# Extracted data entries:
[start]
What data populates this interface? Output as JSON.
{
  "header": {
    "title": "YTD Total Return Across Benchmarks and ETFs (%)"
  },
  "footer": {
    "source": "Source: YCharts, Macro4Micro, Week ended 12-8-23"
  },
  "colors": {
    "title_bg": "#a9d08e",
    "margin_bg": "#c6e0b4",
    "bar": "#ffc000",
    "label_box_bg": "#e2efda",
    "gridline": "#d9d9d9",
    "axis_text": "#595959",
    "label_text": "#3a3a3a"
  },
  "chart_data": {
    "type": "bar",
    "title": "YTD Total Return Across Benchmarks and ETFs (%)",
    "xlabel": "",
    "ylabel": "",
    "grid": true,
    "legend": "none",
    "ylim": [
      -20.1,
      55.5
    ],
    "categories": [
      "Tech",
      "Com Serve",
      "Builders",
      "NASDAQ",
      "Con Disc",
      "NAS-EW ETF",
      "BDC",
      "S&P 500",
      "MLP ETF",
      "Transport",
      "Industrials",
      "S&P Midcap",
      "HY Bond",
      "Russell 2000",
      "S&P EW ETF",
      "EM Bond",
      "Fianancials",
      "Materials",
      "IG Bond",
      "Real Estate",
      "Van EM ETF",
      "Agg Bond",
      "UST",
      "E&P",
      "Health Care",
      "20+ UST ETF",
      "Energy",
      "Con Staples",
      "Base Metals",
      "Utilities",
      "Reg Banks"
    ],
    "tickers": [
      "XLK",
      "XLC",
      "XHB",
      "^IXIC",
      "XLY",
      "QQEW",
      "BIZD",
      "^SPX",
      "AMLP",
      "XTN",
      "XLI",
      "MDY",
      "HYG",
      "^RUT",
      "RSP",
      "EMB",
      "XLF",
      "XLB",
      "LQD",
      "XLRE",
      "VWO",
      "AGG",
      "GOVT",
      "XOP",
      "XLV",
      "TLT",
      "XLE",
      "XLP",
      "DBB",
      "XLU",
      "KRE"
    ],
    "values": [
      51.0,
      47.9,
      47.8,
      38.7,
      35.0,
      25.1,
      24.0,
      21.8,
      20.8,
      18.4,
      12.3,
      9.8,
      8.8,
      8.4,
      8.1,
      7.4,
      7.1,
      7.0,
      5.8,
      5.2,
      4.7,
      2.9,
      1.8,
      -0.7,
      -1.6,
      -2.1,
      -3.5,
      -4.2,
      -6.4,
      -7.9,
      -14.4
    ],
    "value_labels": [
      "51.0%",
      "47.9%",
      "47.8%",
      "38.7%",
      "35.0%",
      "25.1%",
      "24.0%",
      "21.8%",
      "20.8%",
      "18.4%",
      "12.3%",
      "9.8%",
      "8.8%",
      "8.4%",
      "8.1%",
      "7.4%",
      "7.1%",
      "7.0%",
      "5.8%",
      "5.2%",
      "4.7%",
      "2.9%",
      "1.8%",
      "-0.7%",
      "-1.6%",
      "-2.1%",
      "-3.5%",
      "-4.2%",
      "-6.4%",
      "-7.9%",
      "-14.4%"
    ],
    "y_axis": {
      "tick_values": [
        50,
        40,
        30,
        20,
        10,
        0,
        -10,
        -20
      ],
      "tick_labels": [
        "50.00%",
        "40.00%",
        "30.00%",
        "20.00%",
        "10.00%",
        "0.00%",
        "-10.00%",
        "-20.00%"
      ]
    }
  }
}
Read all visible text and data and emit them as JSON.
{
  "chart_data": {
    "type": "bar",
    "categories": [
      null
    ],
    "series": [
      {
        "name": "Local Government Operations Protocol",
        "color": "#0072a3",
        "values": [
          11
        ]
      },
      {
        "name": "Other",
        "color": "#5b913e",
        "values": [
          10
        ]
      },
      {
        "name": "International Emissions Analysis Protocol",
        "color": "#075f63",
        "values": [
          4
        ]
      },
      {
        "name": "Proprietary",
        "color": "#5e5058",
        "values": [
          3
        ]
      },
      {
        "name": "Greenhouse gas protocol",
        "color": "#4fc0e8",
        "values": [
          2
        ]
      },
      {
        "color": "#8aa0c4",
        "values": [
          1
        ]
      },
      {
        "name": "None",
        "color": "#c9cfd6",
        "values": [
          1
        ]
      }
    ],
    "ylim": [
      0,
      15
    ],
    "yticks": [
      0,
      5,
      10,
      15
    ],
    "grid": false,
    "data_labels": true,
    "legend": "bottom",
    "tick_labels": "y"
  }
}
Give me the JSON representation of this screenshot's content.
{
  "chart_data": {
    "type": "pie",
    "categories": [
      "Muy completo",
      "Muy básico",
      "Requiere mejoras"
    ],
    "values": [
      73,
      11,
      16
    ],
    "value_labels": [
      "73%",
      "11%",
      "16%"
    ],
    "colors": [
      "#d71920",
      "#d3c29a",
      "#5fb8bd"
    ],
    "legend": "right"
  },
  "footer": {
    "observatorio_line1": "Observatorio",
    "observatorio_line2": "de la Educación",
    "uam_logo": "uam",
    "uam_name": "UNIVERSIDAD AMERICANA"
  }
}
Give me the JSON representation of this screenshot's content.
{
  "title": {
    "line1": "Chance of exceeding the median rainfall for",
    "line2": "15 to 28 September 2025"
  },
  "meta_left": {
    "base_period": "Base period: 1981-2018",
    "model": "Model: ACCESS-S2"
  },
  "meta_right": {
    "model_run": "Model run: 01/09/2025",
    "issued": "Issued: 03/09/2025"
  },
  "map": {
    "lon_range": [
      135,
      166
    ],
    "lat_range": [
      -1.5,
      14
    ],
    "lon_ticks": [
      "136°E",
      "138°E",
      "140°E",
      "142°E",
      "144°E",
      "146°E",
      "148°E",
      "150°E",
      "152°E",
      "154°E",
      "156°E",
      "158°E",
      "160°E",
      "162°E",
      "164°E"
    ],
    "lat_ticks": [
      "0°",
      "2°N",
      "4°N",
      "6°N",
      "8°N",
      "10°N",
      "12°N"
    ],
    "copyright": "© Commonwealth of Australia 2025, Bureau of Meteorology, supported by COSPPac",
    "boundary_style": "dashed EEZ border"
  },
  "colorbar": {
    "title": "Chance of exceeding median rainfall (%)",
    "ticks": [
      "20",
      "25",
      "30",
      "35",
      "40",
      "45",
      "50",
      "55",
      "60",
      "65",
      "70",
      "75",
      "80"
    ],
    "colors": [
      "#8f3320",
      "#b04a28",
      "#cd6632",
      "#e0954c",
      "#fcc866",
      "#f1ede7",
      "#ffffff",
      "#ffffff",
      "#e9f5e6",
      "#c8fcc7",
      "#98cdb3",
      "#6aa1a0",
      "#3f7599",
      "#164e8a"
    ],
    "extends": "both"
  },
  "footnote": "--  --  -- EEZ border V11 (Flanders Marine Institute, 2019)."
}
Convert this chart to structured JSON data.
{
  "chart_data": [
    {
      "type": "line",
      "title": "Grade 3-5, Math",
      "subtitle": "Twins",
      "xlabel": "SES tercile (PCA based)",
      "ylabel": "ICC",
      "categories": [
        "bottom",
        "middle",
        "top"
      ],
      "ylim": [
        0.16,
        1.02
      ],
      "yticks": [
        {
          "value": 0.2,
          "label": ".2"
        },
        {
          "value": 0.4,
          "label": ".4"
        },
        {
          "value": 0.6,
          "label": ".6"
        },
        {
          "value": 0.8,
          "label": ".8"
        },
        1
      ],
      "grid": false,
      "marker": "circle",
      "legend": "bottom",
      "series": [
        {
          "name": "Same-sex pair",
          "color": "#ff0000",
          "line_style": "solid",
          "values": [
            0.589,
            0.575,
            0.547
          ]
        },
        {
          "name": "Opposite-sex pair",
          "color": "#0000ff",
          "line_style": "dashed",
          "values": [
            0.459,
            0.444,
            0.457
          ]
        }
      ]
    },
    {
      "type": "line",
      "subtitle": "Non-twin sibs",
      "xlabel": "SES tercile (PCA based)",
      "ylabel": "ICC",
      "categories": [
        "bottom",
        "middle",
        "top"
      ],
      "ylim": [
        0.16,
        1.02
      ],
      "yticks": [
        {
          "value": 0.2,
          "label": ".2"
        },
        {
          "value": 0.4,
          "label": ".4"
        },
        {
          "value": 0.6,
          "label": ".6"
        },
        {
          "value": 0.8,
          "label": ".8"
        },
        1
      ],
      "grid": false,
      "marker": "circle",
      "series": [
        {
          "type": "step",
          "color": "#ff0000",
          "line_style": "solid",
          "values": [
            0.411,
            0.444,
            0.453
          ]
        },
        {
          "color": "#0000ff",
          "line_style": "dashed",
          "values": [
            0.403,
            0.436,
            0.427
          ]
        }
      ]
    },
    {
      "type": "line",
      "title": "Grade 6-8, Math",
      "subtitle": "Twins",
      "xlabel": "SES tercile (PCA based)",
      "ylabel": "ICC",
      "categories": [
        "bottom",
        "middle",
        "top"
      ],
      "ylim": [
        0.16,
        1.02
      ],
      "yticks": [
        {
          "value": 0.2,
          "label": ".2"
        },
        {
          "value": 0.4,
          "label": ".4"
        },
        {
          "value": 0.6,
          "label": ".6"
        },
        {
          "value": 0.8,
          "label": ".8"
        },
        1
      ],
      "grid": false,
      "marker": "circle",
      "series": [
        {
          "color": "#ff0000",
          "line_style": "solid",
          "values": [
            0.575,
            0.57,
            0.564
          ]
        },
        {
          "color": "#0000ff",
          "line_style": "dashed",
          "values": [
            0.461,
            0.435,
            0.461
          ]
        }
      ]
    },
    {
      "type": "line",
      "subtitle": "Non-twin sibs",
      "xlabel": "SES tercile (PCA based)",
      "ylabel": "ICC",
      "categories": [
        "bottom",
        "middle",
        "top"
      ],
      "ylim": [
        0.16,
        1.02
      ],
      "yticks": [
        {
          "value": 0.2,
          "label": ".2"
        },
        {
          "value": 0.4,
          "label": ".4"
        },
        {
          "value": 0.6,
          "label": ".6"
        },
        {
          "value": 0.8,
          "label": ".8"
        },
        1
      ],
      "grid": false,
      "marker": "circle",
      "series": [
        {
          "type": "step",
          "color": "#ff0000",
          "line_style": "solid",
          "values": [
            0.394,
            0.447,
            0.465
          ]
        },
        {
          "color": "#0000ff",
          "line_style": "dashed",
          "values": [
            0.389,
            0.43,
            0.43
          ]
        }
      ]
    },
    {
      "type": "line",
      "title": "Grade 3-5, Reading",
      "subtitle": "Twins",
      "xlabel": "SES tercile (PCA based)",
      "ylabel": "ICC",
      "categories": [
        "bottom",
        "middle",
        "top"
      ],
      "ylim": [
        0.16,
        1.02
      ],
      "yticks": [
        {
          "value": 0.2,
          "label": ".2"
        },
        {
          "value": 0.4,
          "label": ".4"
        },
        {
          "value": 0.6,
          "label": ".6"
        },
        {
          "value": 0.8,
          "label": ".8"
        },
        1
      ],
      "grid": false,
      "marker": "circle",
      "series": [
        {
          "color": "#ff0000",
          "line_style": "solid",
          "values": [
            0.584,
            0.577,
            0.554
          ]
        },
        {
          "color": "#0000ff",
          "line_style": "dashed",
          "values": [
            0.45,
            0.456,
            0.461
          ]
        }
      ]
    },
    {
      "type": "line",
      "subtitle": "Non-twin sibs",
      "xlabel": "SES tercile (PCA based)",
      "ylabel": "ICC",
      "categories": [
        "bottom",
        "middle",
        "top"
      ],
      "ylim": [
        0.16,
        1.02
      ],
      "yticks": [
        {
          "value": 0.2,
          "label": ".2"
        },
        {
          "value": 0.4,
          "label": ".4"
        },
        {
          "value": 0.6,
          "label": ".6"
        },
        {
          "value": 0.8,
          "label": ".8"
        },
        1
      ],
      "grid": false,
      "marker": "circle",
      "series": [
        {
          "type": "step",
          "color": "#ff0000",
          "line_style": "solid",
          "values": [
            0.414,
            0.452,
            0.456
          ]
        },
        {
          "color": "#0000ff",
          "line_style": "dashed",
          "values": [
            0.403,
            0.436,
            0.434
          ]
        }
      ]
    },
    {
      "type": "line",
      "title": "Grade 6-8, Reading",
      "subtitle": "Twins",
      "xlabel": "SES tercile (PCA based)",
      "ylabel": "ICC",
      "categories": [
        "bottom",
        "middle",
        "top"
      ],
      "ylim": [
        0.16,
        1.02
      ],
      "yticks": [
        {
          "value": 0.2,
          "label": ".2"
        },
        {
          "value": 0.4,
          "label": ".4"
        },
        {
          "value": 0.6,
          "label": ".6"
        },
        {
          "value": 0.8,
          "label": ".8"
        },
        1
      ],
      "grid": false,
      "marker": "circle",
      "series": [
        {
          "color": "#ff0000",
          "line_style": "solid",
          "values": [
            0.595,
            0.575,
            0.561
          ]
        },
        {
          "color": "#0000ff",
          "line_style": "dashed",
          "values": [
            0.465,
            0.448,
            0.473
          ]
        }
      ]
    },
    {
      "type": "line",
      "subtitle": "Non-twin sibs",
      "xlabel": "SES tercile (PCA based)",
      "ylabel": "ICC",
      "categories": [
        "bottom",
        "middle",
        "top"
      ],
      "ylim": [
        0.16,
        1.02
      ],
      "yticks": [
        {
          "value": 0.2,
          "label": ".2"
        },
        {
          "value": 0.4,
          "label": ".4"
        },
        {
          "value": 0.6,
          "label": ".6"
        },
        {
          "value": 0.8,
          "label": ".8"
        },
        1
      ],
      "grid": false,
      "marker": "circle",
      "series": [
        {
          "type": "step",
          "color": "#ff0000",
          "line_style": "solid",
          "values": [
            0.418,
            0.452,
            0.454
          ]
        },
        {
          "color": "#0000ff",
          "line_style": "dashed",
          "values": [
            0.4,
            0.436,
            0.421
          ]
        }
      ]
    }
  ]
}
[end]
# Work to complete:
Lines that hold "Return" are the ones to copy; find all of them.

# The solution:
    "title": "YTD Total Return Across Benchmarks and ETFs (%)"
    "title": "YTD Total Return Across Benchmarks and ETFs (%)",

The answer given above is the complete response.